[Texto do documento]:
_ _ _ _ _ _ _
Vale anuncia retorno das obras de alteamento da barragem Itabiruçu. Antes, dizia que estava apenas reforçando a estrutura

Carlos Cruz

Em comunicado pelo informativo Vale Informa, a mineradora diz que retornou, desde 4 de abril, as obras de alteamento da barragem Itabiruçu, que até então figura como a segunda maior estrutura de contenção de rejeitos de Itabira, perdendo em volume armazenado para a barragem do Pontal.

Com o alteamento, a barragem de Itabiruçu saltará da cota 836 metros em relação ao nível do mar para a cota 850. As obras de alteamento foram licenciadas em 30 de outubro de 2018 pelo Conselho Estadual de Política Ambiental (Copam), depois de receber parecer favorável da Superintendência de Projetos Prioritários (Suppri).

Boletim informativo da Vale

Entretanto, um ano após o seu início, as obras foram paralisadas em outubro de 2019, após ser constatado o aparecimento de fissuras (rachaduras) no novo barramento em construção.

Foi quando a barragem entrou no nível 1 de emergência e a disposição de rejeitos na estrutura foi suspensa.

“A decisão de paralisar as atividades dessa barragem derivou de avaliação da própria Vale, acordada com órgãos de fiscalização externos, sobre a necessidade de realizar estudos complementares sobre as suas caraterísticas geotécnicas”, foi o que comunicou a mineradora na ocasião.

A paralisação das obras de alteamento cumpriu também uma decisão judicial, na ação civil pública movida pelo Ministério Público de Minas Gerais (MPMG), que conta com assessoria técnica da empresa Aecom do Brasil.

Presídio do Rio de Peixe

Após interdição, Vale deve um novo presídio, do mesmo porte, a Itabira (Fotos: Carlos Cruz

Uma das consequências foi a desativação do presídio do Rio de Peixe, uma vez que detentos e agentes penitenciários não teriam tempo de escapar da lama de rejeitos, no caso de ruptura da estrutura. Atualmente Itabiruçu já não está mais em nível de emergência, mas o presídio continua interditado – e sem vigilância, foi depredado.

“A barragem possui Declaração de Condição de Estabilidade (DCE) positiva, é inspecionada regularmente por equipes técnicas e recebe monitoramento do Centro de Monitoramento Geotécnico (CMG)”, assegura a mineradora em seu informativo.
_ _ _ _ _ _ _
[Entradas fornecidas]:

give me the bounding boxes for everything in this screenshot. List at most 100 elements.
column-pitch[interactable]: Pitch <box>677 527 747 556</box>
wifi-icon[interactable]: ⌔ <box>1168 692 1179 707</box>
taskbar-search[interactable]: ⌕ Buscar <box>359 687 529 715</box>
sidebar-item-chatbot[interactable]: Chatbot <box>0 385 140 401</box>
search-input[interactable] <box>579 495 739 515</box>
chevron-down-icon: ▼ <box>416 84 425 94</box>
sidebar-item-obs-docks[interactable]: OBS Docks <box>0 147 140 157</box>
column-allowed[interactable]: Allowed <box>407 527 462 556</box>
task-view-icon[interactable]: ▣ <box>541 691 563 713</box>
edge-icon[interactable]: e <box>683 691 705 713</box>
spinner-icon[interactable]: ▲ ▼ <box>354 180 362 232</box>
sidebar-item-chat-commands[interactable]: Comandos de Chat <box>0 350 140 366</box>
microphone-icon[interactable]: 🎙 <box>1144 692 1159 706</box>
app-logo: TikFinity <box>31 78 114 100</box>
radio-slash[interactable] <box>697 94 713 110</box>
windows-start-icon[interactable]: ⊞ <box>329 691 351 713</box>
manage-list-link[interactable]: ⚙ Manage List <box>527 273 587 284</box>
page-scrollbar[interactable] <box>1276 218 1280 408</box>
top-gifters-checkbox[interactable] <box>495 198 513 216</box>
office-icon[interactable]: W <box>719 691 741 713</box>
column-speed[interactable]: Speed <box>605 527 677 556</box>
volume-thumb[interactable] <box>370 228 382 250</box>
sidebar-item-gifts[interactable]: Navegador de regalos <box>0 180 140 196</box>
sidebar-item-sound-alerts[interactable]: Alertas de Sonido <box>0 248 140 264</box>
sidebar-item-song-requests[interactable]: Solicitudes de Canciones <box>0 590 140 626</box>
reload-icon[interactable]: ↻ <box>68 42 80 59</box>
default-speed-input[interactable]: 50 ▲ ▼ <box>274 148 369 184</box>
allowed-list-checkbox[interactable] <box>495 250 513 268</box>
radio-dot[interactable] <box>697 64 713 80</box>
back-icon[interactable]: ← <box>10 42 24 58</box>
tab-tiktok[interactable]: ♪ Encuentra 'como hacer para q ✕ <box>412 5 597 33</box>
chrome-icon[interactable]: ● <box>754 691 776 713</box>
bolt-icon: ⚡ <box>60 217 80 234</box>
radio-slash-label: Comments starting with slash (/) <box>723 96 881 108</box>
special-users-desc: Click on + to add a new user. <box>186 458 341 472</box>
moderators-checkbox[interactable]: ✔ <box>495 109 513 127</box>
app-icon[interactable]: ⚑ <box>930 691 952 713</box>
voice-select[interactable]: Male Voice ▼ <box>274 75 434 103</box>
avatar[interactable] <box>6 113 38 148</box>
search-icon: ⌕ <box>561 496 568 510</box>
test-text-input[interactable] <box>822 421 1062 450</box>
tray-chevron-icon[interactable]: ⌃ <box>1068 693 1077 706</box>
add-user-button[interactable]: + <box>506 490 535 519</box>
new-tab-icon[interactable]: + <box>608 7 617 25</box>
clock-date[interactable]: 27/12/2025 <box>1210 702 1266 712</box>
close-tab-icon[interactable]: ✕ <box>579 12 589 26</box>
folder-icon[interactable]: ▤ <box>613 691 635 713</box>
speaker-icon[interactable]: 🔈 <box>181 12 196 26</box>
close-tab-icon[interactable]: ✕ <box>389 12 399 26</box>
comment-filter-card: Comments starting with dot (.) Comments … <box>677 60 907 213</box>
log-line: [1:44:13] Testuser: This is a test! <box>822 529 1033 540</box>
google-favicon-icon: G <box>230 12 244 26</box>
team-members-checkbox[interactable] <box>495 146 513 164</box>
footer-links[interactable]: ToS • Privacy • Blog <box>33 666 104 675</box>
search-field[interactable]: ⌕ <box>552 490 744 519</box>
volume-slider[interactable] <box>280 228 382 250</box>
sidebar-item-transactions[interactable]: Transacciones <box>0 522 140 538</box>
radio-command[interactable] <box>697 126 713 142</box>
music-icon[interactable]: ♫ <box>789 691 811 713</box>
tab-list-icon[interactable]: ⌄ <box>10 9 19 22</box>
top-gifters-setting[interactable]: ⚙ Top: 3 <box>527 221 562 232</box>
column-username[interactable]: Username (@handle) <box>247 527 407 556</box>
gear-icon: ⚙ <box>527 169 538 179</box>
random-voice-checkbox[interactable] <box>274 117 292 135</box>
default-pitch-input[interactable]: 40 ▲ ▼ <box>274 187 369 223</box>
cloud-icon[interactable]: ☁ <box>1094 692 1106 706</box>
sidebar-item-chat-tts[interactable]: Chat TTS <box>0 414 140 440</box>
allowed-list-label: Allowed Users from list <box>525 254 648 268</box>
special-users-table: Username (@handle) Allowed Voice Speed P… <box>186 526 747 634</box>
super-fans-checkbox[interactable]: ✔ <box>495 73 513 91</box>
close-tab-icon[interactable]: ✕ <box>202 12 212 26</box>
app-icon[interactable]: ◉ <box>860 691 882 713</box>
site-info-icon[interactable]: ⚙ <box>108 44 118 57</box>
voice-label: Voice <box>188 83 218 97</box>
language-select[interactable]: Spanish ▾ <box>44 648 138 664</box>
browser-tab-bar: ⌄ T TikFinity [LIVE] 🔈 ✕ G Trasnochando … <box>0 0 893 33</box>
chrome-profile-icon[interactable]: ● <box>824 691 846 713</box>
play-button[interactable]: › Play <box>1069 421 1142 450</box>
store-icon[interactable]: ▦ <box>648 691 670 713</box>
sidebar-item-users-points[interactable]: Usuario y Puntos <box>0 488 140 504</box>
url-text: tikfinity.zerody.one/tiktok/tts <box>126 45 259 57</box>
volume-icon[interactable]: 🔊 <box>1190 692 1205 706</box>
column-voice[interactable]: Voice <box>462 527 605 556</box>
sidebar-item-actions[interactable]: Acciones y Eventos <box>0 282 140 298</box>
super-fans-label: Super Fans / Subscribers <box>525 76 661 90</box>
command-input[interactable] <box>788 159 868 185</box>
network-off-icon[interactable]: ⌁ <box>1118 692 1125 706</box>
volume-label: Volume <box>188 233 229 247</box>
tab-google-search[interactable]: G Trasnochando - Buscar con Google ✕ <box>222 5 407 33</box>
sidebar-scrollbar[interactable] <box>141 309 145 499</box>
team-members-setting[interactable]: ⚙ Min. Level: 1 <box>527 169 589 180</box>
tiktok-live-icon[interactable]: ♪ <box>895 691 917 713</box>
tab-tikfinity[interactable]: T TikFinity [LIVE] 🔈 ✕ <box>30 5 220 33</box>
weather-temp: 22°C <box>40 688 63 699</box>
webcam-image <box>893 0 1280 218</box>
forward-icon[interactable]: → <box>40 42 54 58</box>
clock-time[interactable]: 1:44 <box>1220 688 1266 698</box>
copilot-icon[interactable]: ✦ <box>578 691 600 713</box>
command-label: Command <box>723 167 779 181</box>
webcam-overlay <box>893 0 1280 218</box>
_ _ _ _ _ _ _
[Partes do exercício]:
**A)** Reproduza ao pé da letra o trecho das entradas que vai do início delas até a linha que contém "wifi-icon[interactable]: ⌔ <box>1168", incluindo as duas pontas e mais nada.
**B)** Dê continuidade à notícia sobre as obras da barragem Itabiruçu a partir da última frase apresentada.

[Os resultados]:
**A)**
give me the bounding boxes for everything in this screenshot. List at most 100 elements.
column-pitch[interactable]: Pitch <box>677 527 747 556</box>
wifi-icon[interactable]: ⌔ <box>1168 692 1179 707</box>

**B)**
Embora informe que as obras de alteamento irão “garantir a segurança e a continuidade operacional do complexo de Itabira”, mais de 20 mil moradores dos bairros que estão abaixo da estrutura permanecem na rota da lama em caso de ruptura, podendo ser atingidos em poucos minutos.

Portanto, juntamente com as obras de alteamento, a empresa precisa resolver os inúmeros conflitos que afligem esses moradores, incluindo a construção de um novo presídio para Itabira, do mesmo porte do que existia no Rio de Peixe, construído em 2008 com recursos do município.

A Vale informa que o alteamento será executado pelo método a jusante, considerado mais seguro. Mas isso, como se sabe, não garante a segurança total da estrutura – e para sempre permanecerá o risco de ruptura desse imenso reservatório de rejeitos e água.

Capacidade armazenamento

Alteamento elevará a capacidade de armazenamento de rejeitos e água muito além do que a estrutura foi inicialmente projetada

Segundo a mineradora, o reservatório de Itabiruçu passará a contar com um volume final de 222,8 milhões de metros cúbicos (Mm³) – sendo que o atual conta com volume de 130,9 milhões de metros cúbicos.

Entretanto, esse volume é controverso. É que os dados fornecidos pela empresa à Agência Nacional de Mineração (ANM), e que constam do Cadastro Nacional das Barragens, não batem com o que foi informado à Secretaria de Estado de Meio Ambiente e Desenvolvimento Sustentável (Semad), por meio de tabela anexada ao processo de Licença de Operação Corretiva (LOC), concedida para as obras emergenciais que resultaram no alteamento da estrutura para a cota atual de 836 metros.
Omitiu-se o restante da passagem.